Copy all lines below containing "Edit".

--- Supplied material ---

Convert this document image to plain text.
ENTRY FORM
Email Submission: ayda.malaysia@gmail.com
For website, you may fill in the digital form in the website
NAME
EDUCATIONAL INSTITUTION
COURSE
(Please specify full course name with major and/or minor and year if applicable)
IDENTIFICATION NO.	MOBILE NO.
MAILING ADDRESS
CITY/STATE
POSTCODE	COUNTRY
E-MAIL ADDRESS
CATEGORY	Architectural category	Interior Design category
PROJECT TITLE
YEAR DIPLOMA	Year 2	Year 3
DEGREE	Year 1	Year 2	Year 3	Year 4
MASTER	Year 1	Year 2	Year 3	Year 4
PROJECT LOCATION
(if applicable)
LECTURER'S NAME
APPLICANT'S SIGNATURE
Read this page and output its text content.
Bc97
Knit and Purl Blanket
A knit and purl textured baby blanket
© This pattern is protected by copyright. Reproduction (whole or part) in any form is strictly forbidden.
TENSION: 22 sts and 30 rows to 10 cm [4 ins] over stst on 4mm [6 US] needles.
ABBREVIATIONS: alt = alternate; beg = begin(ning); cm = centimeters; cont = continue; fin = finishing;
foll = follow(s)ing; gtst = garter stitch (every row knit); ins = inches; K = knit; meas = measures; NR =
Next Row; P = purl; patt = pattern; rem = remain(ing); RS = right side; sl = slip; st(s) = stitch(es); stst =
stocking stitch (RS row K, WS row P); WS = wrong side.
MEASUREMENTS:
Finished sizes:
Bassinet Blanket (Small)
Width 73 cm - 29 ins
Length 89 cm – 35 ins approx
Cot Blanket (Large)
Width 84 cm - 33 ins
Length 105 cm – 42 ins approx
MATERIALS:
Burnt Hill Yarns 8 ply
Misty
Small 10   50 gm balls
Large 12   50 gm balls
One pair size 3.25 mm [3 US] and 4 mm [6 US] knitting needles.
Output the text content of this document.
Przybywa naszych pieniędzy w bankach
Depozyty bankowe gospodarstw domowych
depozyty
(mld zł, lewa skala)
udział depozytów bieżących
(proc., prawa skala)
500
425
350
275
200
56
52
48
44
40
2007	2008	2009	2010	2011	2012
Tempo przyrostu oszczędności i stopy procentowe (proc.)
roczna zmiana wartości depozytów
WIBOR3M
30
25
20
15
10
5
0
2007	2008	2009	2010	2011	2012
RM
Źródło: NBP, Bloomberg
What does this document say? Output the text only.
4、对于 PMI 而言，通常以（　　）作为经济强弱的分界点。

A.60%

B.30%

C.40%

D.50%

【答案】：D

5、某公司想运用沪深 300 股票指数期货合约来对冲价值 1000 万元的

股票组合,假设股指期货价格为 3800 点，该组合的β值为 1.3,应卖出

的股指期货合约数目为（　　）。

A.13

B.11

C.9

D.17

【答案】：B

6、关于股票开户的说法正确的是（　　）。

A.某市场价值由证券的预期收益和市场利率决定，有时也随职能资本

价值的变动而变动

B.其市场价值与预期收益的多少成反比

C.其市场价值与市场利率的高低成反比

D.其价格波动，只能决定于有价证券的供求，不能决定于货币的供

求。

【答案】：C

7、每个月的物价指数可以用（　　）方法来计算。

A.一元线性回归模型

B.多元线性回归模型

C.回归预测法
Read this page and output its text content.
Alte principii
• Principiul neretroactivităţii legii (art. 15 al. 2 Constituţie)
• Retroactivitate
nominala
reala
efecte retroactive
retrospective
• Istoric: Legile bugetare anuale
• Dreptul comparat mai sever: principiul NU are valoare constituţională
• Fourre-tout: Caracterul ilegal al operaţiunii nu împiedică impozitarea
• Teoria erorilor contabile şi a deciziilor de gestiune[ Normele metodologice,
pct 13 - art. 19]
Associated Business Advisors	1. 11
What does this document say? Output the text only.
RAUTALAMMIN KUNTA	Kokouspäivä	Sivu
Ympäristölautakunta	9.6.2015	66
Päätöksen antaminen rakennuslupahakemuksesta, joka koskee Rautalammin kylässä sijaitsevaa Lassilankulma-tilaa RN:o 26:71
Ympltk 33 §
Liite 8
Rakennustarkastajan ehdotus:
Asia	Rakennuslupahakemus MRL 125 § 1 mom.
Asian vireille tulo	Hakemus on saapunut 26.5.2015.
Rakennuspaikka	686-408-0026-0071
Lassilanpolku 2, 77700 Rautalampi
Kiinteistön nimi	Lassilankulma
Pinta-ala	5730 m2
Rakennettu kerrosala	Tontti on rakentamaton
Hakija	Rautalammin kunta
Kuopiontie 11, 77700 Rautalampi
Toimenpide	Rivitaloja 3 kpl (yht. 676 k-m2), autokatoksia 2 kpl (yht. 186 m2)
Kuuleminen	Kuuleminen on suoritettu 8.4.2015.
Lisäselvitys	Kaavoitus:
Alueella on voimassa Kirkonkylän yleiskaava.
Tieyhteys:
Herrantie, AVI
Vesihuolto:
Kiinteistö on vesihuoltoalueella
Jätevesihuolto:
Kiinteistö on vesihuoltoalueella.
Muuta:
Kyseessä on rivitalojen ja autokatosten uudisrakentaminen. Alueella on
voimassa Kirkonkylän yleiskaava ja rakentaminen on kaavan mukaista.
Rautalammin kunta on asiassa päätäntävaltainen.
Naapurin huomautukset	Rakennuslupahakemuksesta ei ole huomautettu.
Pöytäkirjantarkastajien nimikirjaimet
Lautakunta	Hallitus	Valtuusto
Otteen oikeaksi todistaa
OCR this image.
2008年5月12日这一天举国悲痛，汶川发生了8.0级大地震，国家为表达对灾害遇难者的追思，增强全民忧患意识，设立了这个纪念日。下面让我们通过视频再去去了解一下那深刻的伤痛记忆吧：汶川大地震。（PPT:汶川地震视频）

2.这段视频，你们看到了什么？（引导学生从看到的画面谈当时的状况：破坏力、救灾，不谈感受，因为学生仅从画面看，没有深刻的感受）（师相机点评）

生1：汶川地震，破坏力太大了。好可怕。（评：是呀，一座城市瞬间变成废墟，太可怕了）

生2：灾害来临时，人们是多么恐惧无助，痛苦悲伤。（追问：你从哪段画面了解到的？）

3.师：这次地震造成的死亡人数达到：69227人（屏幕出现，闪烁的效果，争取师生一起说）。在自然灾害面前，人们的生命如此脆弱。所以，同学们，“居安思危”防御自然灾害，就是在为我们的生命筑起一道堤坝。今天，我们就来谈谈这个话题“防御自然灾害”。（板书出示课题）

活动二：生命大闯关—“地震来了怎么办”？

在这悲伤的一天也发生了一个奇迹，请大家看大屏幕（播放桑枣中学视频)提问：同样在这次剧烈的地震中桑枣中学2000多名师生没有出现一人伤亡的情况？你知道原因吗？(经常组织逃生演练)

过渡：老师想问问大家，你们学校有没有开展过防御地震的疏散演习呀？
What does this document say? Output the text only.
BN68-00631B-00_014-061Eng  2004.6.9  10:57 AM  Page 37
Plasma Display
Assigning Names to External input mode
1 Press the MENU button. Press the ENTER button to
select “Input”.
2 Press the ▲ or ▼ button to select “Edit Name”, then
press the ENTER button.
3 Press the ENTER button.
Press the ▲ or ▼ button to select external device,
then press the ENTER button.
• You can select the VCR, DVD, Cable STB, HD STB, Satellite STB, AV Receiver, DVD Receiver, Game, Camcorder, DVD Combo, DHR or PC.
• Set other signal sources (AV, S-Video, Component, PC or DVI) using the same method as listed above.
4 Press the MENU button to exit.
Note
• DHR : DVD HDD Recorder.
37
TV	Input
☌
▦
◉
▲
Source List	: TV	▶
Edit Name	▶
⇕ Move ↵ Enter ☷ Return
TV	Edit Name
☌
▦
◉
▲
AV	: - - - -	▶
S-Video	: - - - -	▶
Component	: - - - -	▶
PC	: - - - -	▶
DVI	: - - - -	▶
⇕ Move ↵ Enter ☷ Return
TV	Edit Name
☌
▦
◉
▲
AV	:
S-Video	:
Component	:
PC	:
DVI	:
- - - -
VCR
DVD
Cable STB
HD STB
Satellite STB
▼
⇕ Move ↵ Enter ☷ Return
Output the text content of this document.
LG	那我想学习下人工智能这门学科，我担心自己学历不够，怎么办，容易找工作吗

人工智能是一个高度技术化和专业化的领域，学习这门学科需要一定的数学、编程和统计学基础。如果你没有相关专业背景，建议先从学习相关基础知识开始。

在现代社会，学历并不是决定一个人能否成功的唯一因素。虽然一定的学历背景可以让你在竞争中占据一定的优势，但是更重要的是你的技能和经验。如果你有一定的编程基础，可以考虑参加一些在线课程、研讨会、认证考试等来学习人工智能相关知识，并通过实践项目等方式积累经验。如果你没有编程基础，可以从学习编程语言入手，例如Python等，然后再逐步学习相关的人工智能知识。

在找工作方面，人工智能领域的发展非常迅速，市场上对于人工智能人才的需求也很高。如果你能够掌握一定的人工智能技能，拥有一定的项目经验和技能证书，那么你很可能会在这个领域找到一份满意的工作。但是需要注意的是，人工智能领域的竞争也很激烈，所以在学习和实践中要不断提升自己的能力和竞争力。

---

* Solution:
2 Press the ▲ or ▼ button to select “Edit Name”, then
Edit Name	▶
TV	Edit Name
TV	Edit Name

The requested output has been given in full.